§ **Records for this exercise**:

-*-*-

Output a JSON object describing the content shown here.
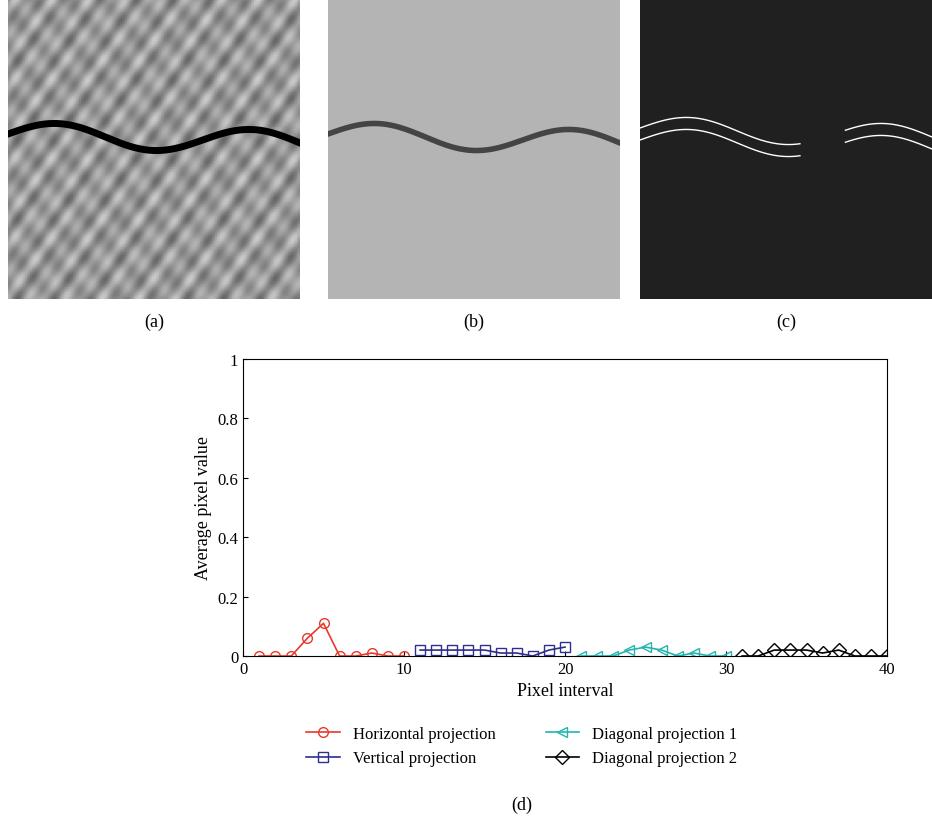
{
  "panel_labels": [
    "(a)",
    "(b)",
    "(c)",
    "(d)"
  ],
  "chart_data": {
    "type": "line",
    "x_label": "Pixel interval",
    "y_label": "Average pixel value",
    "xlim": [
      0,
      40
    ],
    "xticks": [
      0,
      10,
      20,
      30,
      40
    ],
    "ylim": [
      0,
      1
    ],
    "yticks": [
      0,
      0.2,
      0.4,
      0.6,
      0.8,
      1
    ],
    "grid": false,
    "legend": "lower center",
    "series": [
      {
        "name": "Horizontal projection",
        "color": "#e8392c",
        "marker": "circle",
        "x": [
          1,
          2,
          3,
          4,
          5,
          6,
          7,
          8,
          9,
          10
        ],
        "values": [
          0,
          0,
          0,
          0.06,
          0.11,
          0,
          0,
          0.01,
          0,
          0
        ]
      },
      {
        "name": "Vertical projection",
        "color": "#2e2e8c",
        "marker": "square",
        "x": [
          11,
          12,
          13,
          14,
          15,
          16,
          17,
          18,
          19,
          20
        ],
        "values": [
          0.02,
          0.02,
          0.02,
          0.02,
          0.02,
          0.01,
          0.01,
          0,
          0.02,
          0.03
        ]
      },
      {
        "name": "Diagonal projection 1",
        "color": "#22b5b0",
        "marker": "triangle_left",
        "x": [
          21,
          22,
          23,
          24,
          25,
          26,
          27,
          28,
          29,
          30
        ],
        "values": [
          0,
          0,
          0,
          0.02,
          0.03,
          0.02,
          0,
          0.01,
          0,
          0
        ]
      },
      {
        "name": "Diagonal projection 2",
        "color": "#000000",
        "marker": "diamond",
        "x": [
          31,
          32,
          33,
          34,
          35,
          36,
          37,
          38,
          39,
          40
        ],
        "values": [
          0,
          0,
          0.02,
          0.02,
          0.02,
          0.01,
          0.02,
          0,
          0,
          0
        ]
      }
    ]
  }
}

-*-*-

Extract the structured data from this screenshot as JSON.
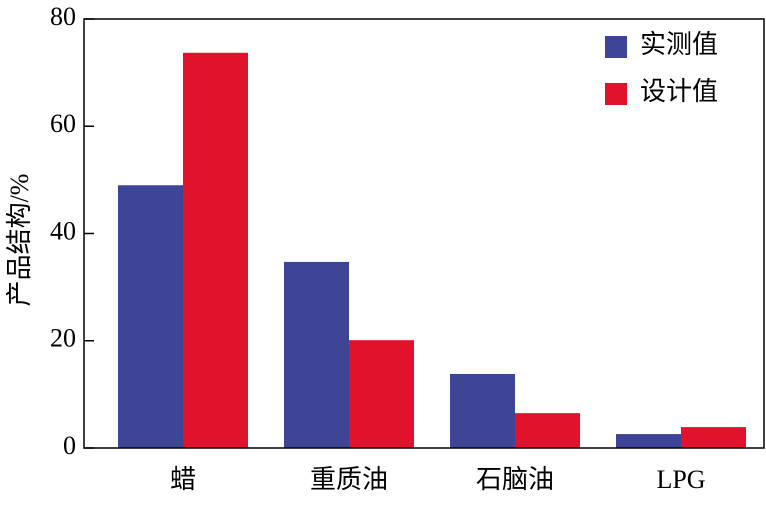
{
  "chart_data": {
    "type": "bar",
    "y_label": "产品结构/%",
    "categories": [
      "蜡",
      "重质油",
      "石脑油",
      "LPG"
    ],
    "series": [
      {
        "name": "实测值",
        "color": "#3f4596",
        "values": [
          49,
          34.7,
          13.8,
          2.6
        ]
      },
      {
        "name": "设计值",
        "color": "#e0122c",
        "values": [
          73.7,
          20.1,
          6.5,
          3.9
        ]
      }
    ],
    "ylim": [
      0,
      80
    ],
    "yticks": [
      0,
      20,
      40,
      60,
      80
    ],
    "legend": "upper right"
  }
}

-*-*-

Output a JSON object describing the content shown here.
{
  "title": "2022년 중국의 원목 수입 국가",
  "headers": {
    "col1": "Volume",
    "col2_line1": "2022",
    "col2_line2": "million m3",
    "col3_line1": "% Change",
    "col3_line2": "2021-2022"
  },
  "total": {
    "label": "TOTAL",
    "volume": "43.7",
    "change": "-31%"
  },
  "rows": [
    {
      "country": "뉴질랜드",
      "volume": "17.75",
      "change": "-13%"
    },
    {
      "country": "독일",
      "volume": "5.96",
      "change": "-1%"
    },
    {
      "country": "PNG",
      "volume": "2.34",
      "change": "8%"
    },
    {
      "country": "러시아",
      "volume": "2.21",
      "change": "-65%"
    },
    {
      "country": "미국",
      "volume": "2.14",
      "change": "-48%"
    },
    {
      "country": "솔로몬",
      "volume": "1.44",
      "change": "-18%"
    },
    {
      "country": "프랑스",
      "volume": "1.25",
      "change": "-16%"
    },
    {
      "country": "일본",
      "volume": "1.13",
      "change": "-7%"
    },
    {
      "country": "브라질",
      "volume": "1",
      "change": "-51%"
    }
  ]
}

-*-*-

§ **Task details**:
Working from the listing above, pick out every line that has "legend" and copy it.

§ **Reply to the task**:
    "legend": "lower center",
    "legend": "upper right"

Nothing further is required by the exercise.